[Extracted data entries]
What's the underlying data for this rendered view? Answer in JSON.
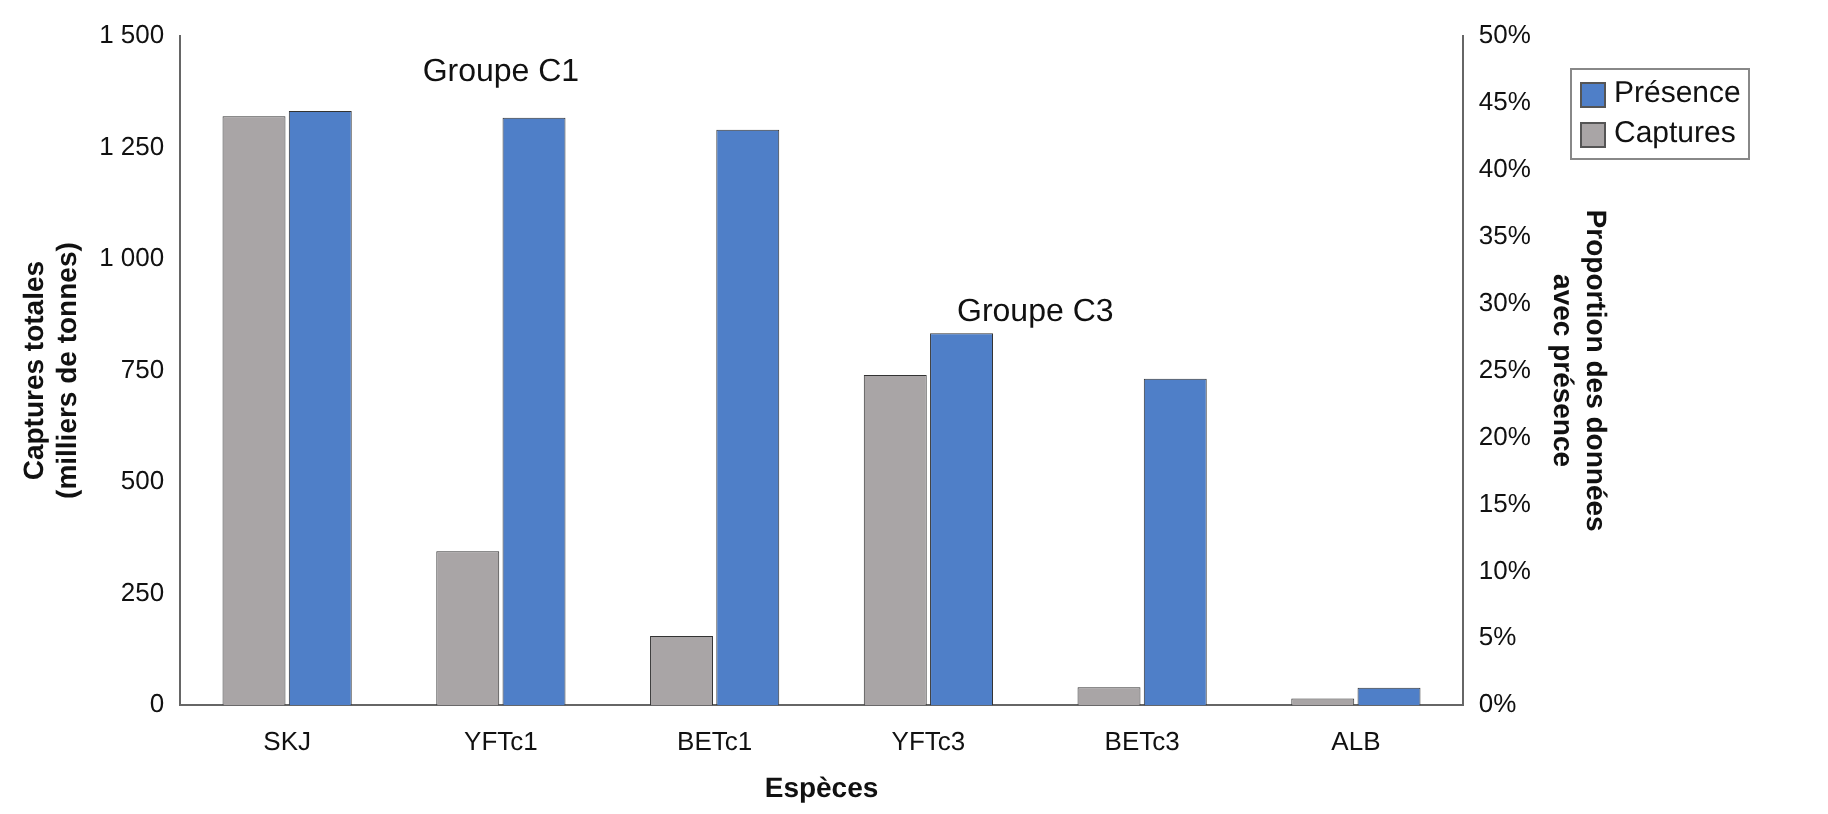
{
  "chart_data": {
    "type": "bar",
    "xlabel": "Espèces",
    "ylabel": "Captures totales\n(milliers de tonnes)",
    "y2label": "Proportion des données\navec présence",
    "categories": [
      "SKJ",
      "YFTc1",
      "BETc1",
      "YFTc3",
      "BETc3",
      "ALB"
    ],
    "series": [
      {
        "name": "Captures",
        "color": "#a9a5a6",
        "values": [
          1320,
          345,
          155,
          740,
          40,
          15
        ]
      },
      {
        "name": "Présence",
        "color": "#4f7fc8",
        "axis": "y2",
        "values": [
          44.4,
          43.9,
          43,
          27.8,
          24.4,
          1.3
        ]
      }
    ],
    "ylim": [
      0,
      1500
    ],
    "yticks": [
      0,
      250,
      500,
      750,
      {
        "value": 1000,
        "label": "1 000"
      },
      {
        "value": 1250,
        "label": "1 250"
      },
      {
        "value": 1500,
        "label": "1 500"
      }
    ],
    "y2lim": [
      0,
      50
    ],
    "y2ticks": [
      {
        "value": 0,
        "label": "0%"
      },
      {
        "value": 5,
        "label": "5%"
      },
      {
        "value": 10,
        "label": "10%"
      },
      {
        "value": 15,
        "label": "15%"
      },
      {
        "value": 20,
        "label": "20%"
      },
      {
        "value": 25,
        "label": "25%"
      },
      {
        "value": 30,
        "label": "30%"
      },
      {
        "value": 35,
        "label": "35%"
      },
      {
        "value": 40,
        "label": "40%"
      },
      {
        "value": 45,
        "label": "45%"
      },
      {
        "value": 50,
        "label": "50%"
      }
    ],
    "annotations": [
      "Groupe C1",
      "Groupe C3"
    ],
    "legend": "top right",
    "grid": false
  }
}
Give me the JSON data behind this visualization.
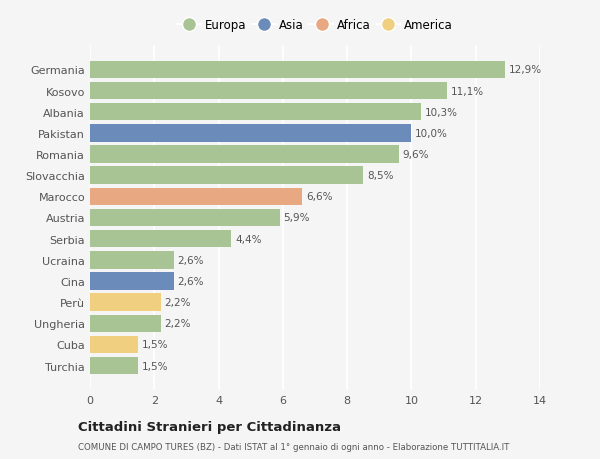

§ Your goal: Select from the material above each line in which the string "this" appears, and list those lines.

§ Exercise result:
What's the underlying data for this rendered view? Answer in JSON.
Give me the JSON data behind this visualization.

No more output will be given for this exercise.